● **Entries**
[Start]
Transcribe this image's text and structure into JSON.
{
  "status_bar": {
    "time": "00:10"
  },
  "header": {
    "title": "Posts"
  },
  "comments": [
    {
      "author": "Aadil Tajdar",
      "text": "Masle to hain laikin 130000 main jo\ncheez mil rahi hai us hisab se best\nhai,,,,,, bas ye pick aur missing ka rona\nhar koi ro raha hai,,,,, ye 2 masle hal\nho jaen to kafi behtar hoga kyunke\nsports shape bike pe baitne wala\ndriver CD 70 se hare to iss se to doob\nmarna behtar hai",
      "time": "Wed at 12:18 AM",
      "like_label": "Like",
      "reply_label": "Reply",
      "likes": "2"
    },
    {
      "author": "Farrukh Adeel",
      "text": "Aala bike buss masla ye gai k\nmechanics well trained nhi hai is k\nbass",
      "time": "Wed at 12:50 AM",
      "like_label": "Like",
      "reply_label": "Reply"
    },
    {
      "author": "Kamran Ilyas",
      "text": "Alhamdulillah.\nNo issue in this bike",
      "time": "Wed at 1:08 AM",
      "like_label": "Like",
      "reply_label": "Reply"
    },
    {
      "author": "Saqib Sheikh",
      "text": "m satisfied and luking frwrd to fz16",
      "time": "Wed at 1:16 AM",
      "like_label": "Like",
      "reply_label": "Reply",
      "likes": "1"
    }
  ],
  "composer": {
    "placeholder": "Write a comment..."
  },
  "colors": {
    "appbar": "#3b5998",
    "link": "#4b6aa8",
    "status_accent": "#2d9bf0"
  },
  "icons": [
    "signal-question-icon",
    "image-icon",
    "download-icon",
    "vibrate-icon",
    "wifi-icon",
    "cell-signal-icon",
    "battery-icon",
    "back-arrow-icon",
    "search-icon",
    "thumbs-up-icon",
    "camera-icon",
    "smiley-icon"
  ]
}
[End]
● **Given task**
Can you give every line above again, exactly as written?

● **The result**
Transcribe this image's text and structure into JSON.
{
  "status_bar": {
    "time": "00:10"
  },
  "header": {
    "title": "Posts"
  },
  "comments": [
    {
      "author": "Aadil Tajdar",
      "text": "Masle to hain laikin 130000 main jo\ncheez mil rahi hai us hisab se best\nhai,,,,,, bas ye pick aur missing ka rona\nhar koi ro raha hai,,,,, ye 2 masle hal\nho jaen to kafi behtar hoga kyunke\nsports shape bike pe baitne wala\ndriver CD 70 se hare to iss se to doob\nmarna behtar hai",
      "time": "Wed at 12:18 AM",
      "like_label": "Like",
      "reply_label": "Reply",
      "likes": "2"
    },
    {
      "author": "Farrukh Adeel",
      "text": "Aala bike buss masla ye gai k\nmechanics well trained nhi hai is k\nbass",
      "time": "Wed at 12:50 AM",
      "like_label": "Like",
      "reply_label": "Reply"
    },
    {
      "author": "Kamran Ilyas",
      "text": "Alhamdulillah.\nNo issue in this bike",
      "time": "Wed at 1:08 AM",
      "like_label": "Like",
      "reply_label": "Reply"
    },
    {
      "author": "Saqib Sheikh",
      "text": "m satisfied and luking frwrd to fz16",
      "time": "Wed at 1:16 AM",
      "like_label": "Like",
      "reply_label": "Reply",
      "likes": "1"
    }
  ],
  "composer": {
    "placeholder": "Write a comment..."
  },
  "colors": {
    "appbar": "#3b5998",
    "link": "#4b6aa8",
    "status_accent": "#2d9bf0"
  },
  "icons": [
    "signal-question-icon",
    "image-icon",
    "download-icon",
    "vibrate-icon",
    "wifi-icon",
    "cell-signal-icon",
    "battery-icon",
    "back-arrow-icon",
    "search-icon",
    "thumbs-up-icon",
    "camera-icon",
    "smiley-icon"
  ]
}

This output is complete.